◆ Request
Using the records below, count the lines with "screenshot" in them. Give the number only.

— begin Information provided —

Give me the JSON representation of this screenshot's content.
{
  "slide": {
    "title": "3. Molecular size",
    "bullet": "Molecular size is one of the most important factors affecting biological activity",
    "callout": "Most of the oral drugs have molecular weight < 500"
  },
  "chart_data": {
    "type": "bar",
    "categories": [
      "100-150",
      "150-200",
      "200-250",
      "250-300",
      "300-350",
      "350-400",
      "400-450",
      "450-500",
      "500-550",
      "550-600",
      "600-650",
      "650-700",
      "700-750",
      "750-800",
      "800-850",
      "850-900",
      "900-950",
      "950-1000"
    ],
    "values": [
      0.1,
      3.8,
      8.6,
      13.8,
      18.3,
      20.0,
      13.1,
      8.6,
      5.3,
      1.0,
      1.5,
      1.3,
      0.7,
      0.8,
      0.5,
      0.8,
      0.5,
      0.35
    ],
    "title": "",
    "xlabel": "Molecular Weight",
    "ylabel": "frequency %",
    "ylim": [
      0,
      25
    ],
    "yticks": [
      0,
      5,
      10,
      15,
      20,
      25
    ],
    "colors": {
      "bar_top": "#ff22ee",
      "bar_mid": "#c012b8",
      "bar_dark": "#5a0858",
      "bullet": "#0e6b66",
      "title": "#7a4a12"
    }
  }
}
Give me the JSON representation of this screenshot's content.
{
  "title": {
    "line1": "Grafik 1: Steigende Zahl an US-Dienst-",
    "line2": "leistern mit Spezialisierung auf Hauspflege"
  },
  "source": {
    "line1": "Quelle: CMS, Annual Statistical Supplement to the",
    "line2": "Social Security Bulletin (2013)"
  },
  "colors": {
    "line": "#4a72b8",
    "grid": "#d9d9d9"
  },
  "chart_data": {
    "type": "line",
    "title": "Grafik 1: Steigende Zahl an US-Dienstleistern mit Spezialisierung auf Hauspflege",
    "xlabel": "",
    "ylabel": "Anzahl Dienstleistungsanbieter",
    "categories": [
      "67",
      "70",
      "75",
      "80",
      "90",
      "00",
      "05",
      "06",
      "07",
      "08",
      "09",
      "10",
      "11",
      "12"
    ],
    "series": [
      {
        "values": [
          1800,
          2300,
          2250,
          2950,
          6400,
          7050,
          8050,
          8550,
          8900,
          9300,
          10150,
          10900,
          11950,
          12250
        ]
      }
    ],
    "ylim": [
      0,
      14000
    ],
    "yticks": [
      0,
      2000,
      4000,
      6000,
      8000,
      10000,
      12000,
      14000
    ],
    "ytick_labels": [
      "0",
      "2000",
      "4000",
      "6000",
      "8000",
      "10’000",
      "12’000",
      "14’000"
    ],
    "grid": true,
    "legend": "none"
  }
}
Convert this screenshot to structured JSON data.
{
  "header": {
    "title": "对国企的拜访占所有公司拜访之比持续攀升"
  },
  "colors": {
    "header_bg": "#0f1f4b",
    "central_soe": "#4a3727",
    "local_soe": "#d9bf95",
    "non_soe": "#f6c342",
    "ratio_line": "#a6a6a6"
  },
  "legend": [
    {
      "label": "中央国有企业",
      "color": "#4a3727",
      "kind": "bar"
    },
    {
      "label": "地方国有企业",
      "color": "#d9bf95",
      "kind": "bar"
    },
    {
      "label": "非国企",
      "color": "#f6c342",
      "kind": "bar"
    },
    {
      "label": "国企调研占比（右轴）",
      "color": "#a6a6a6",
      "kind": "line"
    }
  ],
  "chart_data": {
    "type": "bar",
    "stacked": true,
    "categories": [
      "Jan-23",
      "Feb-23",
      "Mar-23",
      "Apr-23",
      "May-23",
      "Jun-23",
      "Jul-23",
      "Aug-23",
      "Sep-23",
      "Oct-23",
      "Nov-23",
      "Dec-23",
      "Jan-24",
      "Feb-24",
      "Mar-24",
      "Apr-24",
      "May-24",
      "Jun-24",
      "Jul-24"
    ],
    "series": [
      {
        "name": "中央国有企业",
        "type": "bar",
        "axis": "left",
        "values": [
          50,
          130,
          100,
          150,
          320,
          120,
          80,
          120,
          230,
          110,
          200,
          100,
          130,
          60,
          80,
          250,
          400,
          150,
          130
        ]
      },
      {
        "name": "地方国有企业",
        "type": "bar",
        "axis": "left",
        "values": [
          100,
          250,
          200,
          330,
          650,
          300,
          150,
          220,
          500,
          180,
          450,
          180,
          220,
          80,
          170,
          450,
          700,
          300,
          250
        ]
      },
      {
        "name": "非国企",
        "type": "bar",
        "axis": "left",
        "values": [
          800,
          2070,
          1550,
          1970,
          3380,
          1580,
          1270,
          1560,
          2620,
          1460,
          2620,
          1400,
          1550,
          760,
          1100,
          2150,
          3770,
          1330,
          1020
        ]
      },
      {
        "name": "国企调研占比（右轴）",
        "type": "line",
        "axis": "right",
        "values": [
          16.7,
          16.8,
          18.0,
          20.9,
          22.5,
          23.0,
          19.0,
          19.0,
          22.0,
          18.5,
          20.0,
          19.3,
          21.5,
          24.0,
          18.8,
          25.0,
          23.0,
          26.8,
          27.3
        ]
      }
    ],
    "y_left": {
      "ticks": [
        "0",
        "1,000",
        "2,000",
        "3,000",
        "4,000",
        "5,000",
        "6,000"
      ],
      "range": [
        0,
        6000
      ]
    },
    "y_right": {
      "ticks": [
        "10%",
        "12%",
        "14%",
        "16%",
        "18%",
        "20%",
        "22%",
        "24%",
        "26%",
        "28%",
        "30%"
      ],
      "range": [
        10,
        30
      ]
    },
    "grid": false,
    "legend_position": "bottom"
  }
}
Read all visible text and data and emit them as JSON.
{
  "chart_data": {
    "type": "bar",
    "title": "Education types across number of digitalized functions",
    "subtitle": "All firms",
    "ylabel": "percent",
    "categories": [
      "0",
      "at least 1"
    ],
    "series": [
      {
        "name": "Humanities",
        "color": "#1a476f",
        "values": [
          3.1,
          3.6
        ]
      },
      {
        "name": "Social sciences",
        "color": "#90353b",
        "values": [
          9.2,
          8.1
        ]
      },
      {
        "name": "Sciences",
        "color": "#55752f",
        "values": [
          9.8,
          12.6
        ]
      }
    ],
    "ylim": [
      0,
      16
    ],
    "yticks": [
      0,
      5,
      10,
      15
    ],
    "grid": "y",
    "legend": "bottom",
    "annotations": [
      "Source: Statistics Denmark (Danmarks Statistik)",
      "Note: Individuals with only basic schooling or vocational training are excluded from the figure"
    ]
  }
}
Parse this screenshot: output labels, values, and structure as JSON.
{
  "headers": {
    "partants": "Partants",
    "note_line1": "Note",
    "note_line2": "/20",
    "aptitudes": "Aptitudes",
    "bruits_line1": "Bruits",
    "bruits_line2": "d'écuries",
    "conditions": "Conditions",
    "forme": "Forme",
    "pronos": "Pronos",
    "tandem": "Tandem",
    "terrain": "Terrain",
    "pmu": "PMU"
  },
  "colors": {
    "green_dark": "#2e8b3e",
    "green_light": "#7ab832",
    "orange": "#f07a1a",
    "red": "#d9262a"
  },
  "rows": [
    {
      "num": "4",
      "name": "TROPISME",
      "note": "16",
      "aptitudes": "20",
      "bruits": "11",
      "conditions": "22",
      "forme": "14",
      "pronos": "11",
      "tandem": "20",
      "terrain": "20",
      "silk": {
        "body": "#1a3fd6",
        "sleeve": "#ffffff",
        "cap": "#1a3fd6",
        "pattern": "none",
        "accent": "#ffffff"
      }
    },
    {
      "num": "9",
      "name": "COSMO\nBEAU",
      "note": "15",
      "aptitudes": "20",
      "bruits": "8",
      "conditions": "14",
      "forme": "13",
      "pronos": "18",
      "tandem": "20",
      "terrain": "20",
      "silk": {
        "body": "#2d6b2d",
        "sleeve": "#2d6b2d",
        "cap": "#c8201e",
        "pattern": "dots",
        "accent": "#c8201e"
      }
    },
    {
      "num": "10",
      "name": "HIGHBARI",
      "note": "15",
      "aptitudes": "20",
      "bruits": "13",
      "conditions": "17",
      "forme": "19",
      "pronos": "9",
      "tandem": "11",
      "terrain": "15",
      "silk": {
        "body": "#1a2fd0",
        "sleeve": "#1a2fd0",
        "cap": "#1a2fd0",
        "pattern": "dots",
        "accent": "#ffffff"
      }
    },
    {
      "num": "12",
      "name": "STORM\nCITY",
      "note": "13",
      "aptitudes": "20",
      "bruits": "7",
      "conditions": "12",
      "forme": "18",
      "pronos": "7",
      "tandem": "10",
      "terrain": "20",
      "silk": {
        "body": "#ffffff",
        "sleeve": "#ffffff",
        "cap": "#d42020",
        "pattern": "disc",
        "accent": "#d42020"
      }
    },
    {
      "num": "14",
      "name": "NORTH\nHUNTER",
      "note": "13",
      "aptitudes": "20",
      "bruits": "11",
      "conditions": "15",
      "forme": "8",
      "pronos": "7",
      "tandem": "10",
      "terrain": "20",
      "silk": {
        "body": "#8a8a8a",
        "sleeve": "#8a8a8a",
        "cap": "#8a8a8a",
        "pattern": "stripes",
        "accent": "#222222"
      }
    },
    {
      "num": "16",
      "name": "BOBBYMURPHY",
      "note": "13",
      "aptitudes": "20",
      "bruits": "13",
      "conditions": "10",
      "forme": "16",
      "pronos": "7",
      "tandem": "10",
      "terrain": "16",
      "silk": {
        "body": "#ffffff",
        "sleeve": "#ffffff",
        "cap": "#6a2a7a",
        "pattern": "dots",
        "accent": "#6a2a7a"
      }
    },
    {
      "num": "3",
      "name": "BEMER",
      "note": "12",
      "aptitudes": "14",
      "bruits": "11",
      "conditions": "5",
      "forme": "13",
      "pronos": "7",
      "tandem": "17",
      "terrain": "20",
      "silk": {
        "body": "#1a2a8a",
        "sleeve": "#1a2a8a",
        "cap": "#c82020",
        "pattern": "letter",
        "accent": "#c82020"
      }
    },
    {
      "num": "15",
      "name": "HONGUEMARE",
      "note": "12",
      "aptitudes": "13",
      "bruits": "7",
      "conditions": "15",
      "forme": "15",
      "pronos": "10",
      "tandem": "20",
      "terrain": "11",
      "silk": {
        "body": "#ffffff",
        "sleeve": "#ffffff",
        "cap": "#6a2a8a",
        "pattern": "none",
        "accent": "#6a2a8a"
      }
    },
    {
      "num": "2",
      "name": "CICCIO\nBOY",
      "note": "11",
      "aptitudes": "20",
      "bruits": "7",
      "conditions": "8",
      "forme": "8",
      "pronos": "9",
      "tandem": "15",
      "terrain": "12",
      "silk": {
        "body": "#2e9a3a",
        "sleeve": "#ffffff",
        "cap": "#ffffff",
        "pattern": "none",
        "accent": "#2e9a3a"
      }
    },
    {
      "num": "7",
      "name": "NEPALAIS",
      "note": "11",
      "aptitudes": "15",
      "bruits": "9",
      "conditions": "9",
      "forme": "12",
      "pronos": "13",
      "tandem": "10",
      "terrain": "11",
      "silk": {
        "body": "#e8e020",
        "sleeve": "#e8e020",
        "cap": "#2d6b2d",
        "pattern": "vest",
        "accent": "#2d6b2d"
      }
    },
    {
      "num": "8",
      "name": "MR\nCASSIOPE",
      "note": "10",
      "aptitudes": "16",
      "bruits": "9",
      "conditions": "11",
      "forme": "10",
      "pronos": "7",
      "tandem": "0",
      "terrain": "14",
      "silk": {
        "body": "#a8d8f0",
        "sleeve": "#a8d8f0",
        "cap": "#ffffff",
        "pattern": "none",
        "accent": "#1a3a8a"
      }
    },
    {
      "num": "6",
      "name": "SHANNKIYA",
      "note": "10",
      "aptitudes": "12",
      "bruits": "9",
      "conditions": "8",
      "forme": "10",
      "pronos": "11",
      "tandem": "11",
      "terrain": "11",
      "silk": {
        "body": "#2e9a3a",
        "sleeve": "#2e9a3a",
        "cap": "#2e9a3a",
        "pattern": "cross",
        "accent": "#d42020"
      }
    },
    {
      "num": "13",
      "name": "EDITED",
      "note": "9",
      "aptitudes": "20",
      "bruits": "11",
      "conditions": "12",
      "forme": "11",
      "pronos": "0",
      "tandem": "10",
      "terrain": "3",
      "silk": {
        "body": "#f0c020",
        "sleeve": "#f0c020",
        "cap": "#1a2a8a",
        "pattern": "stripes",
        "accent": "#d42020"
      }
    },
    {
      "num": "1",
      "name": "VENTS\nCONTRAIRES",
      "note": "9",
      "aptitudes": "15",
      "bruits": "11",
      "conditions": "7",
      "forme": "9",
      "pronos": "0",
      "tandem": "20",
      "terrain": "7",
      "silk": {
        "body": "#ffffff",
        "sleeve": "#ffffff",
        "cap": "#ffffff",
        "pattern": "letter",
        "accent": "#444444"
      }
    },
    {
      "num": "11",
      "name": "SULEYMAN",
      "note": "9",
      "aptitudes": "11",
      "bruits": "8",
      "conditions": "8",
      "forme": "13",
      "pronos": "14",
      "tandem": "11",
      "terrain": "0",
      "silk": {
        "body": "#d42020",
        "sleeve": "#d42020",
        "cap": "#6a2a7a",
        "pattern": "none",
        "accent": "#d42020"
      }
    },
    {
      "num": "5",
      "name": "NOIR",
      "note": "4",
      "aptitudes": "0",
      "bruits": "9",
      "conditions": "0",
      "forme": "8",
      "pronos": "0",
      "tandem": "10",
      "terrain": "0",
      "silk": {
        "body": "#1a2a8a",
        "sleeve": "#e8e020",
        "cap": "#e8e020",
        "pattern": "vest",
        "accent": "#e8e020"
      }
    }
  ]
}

— end Information provided —

◆ Expected answer
4